• _TASK REQUIREMENTS_
Output the records exactly. Include every line.

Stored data
────────
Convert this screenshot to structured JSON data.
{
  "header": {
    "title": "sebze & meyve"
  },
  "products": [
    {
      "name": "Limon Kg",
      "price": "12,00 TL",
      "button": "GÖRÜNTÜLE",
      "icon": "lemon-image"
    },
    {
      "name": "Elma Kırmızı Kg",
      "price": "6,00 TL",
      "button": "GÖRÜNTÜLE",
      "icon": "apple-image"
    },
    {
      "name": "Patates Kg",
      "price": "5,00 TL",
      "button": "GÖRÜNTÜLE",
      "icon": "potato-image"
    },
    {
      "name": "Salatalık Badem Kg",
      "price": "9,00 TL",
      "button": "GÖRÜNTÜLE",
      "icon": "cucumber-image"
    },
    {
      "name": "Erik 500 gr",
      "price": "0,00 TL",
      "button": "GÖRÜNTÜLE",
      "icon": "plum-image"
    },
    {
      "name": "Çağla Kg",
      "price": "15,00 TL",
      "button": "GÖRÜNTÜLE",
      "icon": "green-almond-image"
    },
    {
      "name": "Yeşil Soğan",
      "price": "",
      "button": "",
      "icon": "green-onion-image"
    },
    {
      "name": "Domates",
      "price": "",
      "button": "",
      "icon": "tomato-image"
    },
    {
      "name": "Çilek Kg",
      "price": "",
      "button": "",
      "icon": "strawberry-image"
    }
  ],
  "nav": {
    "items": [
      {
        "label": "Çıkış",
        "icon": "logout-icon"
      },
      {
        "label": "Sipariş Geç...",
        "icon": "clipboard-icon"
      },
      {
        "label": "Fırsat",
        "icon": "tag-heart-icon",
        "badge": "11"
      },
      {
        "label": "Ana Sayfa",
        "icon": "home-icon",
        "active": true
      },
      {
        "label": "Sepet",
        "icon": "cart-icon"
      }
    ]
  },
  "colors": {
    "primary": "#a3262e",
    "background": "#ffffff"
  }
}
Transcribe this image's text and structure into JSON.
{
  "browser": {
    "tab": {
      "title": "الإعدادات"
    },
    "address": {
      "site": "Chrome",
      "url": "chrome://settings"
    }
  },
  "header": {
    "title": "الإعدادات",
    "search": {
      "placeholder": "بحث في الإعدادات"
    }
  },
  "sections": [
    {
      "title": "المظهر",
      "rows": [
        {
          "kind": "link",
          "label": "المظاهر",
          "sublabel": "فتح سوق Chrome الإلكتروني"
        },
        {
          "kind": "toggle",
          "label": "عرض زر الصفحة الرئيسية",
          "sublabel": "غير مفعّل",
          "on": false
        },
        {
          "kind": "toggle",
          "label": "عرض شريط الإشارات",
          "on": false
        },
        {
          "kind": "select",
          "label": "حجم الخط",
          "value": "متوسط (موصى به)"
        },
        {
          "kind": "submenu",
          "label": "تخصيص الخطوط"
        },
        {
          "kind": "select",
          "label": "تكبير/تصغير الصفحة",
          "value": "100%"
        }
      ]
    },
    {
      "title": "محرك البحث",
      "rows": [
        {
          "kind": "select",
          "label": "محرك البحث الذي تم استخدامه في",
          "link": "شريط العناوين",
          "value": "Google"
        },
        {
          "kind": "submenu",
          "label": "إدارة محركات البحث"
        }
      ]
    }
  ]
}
────────
• _FINAL ANSWER_
Convert this screenshot to structured JSON data.
{
  "header": {
    "title": "sebze & meyve"
  },
  "products": [
    {
      "name": "Limon Kg",
      "price": "12,00 TL",
      "button": "GÖRÜNTÜLE",
      "icon": "lemon-image"
    },
    {
      "name": "Elma Kırmızı Kg",
      "price": "6,00 TL",
      "button": "GÖRÜNTÜLE",
      "icon": "apple-image"
    },
    {
      "name": "Patates Kg",
      "price": "5,00 TL",
      "button": "GÖRÜNTÜLE",
      "icon": "potato-image"
    },
    {
      "name": "Salatalık Badem Kg",
      "price": "9,00 TL",
      "button": "GÖRÜNTÜLE",
      "icon": "cucumber-image"
    },
    {
      "name": "Erik 500 gr",
      "price": "0,00 TL",
      "button": "GÖRÜNTÜLE",
      "icon": "plum-image"
    },
    {
      "name": "Çağla Kg",
      "price": "15,00 TL",
      "button": "GÖRÜNTÜLE",
      "icon": "green-almond-image"
    },
    {
      "name": "Yeşil Soğan",
      "price": "",
      "button": "",
      "icon": "green-onion-image"
    },
    {
      "name": "Domates",
      "price": "",
      "button": "",
      "icon": "tomato-image"
    },
    {
      "name": "Çilek Kg",
      "price": "",
      "button": "",
      "icon": "strawberry-image"
    }
  ],
  "nav": {
    "items": [
      {
        "label": "Çıkış",
        "icon": "logout-icon"
      },
      {
        "label": "Sipariş Geç...",
        "icon": "clipboard-icon"
      },
      {
        "label": "Fırsat",
        "icon": "tag-heart-icon",
        "badge": "11"
      },
      {
        "label": "Ana Sayfa",
        "icon": "home-icon",
        "active": true
      },
      {
        "label": "Sepet",
        "icon": "cart-icon"
      }
    ]
  },
  "colors": {
    "primary": "#a3262e",
    "background": "#ffffff"
  }
}
Transcribe this image's text and structure into JSON.
{
  "browser": {
    "tab": {
      "title": "الإعدادات"
    },
    "address": {
      "site": "Chrome",
      "url": "chrome://settings"
    }
  },
  "header": {
    "title": "الإعدادات",
    "search": {
      "placeholder": "بحث في الإعدادات"
    }
  },
  "sections": [
    {
      "title": "المظهر",
      "rows": [
        {
          "kind": "link",
          "label": "المظاهر",
          "sublabel": "فتح سوق Chrome الإلكتروني"
        },
        {
          "kind": "toggle",
          "label": "عرض زر الصفحة الرئيسية",
          "sublabel": "غير مفعّل",
          "on": false
        },
        {
          "kind": "toggle",
          "label": "عرض شريط الإشارات",
          "on": false
        },
        {
          "kind": "select",
          "label": "حجم الخط",
          "value": "متوسط (موصى به)"
        },
        {
          "kind": "submenu",
          "label": "تخصيص الخطوط"
        },
        {
          "kind": "select",
          "label": "تكبير/تصغير الصفحة",
          "value": "100%"
        }
      ]
    },
    {
      "title": "محرك البحث",
      "rows": [
        {
          "kind": "select",
          "label": "محرك البحث الذي تم استخدامه في",
          "link": "شريط العناوين",
          "value": "Google"
        },
        {
          "kind": "submenu",
          "label": "إدارة محركات البحث"
        }
      ]
    }
  ]
}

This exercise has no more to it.